▸ **DIRECTION**
Of the lines below, how many hold the string "отсутствуют"? Give only the number.

▸ **Excerpt from a dataset**
——————————

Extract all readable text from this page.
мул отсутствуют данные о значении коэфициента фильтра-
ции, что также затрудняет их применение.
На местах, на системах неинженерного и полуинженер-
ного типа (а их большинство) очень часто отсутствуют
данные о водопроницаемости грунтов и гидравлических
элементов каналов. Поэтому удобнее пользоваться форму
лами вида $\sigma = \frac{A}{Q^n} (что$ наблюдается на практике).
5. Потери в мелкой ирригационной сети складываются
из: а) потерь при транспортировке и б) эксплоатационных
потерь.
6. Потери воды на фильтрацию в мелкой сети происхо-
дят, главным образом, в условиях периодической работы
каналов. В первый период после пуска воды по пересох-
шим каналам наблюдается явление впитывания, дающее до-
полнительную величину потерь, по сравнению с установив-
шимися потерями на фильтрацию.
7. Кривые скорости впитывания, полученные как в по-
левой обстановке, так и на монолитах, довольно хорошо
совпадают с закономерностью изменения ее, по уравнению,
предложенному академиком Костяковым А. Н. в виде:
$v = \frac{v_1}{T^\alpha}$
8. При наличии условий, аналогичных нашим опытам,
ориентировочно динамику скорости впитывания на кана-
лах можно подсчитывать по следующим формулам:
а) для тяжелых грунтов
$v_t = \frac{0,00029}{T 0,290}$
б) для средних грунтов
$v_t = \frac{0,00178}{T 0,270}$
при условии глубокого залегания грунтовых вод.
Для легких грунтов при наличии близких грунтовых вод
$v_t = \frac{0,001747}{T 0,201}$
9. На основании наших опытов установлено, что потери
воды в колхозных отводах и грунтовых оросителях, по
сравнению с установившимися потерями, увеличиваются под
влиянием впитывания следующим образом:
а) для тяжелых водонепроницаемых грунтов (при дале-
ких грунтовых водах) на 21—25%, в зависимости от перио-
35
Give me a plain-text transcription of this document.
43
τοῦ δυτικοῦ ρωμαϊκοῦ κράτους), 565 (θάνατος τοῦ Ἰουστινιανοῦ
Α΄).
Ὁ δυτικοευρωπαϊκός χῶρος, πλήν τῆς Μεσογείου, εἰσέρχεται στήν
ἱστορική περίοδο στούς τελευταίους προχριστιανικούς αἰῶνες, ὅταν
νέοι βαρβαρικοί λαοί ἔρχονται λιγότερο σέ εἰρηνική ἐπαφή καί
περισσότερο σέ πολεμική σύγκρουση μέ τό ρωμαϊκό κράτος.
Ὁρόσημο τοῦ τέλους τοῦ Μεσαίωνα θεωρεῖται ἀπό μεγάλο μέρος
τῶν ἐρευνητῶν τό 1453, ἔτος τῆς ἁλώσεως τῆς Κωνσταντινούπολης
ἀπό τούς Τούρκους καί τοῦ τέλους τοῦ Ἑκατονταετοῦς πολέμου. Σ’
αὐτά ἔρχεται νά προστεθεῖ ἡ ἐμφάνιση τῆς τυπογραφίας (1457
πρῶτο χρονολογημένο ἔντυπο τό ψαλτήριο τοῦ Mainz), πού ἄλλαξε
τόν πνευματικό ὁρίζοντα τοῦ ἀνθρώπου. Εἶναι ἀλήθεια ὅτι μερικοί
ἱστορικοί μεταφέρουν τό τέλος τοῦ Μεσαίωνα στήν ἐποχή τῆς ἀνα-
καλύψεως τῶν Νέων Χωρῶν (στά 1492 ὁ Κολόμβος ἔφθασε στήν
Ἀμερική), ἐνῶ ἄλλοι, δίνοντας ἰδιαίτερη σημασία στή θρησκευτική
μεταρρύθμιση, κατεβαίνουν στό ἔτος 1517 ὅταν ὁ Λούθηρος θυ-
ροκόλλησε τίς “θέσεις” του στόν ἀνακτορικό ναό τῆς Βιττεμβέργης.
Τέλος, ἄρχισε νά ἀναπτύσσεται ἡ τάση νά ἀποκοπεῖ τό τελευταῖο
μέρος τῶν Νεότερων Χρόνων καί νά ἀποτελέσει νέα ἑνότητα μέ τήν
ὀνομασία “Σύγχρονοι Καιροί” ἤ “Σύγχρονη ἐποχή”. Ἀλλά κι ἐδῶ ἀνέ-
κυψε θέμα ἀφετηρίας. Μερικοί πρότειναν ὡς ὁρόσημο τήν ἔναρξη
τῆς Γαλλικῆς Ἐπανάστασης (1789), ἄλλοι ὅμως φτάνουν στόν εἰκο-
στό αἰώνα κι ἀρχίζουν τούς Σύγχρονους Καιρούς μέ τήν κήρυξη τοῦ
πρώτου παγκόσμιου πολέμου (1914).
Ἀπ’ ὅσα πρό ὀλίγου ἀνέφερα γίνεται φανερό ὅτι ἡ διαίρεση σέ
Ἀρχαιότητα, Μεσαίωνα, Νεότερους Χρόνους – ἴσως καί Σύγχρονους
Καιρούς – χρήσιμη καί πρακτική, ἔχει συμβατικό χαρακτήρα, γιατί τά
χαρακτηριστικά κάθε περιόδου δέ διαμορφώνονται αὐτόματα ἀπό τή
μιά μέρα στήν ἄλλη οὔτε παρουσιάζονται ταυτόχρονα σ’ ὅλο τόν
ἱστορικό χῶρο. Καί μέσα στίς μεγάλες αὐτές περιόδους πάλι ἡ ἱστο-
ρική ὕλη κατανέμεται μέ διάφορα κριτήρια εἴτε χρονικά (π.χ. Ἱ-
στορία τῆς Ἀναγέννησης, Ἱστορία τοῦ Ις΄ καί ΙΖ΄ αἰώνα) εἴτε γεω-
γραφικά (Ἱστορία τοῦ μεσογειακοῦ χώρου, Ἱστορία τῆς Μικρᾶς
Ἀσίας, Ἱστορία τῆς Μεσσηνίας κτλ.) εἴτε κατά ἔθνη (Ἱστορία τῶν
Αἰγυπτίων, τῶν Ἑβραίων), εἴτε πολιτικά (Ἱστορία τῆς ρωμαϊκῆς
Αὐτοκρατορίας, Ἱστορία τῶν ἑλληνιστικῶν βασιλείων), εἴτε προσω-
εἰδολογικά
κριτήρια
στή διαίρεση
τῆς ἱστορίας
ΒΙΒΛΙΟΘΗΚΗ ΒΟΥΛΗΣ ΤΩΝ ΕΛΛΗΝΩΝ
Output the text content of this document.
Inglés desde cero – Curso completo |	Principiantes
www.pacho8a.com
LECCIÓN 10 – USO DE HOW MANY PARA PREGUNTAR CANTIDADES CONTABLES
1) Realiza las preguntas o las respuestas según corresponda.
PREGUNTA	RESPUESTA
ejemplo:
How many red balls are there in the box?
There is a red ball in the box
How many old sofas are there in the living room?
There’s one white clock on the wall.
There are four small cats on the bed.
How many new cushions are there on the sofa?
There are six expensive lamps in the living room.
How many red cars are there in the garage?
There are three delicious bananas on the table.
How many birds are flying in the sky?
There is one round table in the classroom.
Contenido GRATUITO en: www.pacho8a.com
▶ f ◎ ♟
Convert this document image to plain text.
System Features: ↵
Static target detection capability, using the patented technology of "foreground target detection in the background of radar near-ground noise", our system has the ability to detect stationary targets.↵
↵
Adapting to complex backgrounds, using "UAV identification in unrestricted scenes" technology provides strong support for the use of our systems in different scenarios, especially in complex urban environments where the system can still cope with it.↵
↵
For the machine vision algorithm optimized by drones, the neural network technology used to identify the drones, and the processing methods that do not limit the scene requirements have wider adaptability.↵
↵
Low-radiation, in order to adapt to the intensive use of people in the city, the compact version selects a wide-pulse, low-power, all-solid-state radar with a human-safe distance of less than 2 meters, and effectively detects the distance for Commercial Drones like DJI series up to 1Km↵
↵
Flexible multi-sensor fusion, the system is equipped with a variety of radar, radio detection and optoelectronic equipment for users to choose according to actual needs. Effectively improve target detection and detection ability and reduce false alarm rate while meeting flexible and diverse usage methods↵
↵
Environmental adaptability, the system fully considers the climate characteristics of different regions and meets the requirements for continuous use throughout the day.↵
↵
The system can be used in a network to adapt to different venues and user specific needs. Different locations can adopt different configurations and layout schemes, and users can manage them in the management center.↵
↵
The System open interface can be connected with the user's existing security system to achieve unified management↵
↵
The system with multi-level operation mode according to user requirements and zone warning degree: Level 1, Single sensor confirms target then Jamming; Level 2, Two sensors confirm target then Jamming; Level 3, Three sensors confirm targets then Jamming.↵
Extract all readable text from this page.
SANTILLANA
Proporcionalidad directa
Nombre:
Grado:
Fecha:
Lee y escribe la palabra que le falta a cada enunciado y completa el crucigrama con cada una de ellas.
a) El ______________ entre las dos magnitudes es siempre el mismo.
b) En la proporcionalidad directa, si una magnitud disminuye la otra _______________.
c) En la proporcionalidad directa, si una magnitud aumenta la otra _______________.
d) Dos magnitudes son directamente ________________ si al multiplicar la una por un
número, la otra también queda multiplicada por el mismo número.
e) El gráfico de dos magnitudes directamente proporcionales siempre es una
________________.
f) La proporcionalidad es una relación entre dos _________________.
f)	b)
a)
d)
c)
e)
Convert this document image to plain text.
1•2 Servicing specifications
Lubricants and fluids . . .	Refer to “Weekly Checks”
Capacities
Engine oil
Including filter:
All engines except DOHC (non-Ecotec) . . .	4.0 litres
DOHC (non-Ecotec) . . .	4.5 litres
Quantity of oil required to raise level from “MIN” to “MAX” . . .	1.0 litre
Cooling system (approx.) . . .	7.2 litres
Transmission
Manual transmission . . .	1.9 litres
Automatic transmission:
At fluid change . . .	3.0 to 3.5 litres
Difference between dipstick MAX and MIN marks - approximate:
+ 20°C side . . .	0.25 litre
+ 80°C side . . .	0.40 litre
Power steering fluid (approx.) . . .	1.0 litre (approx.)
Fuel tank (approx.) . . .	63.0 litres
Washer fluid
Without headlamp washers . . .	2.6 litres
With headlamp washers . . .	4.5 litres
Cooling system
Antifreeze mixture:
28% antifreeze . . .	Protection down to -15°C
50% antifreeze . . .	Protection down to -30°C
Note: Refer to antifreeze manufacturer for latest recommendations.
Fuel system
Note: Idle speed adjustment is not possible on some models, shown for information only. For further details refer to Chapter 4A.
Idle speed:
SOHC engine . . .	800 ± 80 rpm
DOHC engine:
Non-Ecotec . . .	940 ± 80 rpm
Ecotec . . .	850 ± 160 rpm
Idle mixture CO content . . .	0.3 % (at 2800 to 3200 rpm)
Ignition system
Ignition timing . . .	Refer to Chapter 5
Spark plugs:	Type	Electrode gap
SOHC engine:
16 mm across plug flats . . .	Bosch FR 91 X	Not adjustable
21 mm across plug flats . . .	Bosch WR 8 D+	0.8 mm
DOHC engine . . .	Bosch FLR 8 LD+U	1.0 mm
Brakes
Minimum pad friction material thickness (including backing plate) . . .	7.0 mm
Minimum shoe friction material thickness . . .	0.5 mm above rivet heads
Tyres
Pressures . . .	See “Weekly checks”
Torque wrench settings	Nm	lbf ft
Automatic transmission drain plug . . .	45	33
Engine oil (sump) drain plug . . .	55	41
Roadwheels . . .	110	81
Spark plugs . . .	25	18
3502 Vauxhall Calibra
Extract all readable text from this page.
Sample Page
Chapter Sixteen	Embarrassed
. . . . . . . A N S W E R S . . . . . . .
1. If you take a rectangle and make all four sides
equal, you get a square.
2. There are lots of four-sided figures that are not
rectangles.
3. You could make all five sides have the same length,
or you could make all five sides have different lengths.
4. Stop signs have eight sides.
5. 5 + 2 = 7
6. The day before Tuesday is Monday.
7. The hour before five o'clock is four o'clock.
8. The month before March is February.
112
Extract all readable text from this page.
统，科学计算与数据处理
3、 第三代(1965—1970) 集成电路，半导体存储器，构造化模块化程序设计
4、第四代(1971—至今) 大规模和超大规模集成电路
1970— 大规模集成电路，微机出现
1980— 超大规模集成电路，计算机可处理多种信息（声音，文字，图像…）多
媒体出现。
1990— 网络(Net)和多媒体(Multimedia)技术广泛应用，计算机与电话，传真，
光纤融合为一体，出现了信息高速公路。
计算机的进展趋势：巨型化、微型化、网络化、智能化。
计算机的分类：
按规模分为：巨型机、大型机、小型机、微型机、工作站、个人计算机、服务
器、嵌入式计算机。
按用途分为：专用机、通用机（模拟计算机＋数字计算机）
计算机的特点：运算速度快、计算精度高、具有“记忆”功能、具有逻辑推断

——————————

▸ **ANSWER**
2